### WORK TO DO
In the listing below, locate the lines bearing the word "изменений". Copy every one of them.

### INPUT DATA
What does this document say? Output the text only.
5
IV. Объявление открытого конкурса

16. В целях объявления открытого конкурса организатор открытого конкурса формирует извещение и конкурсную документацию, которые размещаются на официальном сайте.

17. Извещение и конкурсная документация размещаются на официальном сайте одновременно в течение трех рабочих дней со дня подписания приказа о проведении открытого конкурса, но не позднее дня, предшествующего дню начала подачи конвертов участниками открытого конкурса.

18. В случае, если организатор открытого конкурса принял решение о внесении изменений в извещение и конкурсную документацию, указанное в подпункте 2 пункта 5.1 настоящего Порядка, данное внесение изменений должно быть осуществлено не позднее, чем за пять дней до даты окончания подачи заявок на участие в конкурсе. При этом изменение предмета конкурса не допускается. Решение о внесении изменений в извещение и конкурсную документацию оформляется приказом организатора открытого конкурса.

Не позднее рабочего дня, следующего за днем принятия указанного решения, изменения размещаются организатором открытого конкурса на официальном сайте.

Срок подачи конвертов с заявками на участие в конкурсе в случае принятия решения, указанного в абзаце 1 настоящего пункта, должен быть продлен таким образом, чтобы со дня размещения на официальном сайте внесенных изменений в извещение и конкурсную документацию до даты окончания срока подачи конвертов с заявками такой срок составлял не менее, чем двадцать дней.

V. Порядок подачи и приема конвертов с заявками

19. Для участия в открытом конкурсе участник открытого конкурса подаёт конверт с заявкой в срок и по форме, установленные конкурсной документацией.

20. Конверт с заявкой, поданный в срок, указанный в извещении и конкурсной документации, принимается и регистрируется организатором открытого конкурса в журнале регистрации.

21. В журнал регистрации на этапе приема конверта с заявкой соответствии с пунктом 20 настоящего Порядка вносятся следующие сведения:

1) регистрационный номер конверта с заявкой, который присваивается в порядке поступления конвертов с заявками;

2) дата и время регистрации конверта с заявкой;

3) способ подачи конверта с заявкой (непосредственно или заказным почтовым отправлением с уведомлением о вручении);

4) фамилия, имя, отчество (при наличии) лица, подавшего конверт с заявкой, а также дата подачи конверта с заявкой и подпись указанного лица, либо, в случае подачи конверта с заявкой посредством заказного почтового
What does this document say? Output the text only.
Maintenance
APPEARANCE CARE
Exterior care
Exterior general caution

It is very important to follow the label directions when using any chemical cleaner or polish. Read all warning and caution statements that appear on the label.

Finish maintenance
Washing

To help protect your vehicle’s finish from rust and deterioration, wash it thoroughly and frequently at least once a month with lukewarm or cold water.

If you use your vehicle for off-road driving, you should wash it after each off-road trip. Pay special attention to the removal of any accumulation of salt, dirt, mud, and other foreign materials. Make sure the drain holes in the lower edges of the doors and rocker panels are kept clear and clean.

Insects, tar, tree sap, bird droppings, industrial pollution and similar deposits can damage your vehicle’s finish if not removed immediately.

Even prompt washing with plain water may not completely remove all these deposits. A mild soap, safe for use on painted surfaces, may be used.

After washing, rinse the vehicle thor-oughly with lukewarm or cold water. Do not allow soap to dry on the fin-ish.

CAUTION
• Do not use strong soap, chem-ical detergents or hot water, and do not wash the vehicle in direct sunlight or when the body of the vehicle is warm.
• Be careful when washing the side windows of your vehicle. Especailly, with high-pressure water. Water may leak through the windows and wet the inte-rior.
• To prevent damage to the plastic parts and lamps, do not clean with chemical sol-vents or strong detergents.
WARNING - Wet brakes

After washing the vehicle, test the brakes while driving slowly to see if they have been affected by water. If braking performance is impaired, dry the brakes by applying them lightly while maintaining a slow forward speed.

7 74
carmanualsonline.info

### RESULT OF THE TASK
18. В случае, если организатор открытого конкурса принял решение о внесении изменений в извещение и конкурсную документацию, указанное в подпункте 2 пункта 5.1 настоящего Порядка, данное внесение изменений должно быть осуществлено не позднее, чем за пять дней до даты окончания подачи заявок на участие в конкурсе. При этом изменение предмета конкурса не допускается. Решение о внесении изменений в извещение и конкурсную документацию оформляется приказом организатора открытого конкурса.
Срок подачи конвертов с заявками на участие в конкурсе в случае принятия решения, указанного в абзаце 1 настоящего пункта, должен быть продлен таким образом, чтобы со дня размещения на официальном сайте внесенных изменений в извещение и конкурсную документацию до даты окончания срока подачи конвертов с заявками такой срок составлял не менее, чем двадцать дней.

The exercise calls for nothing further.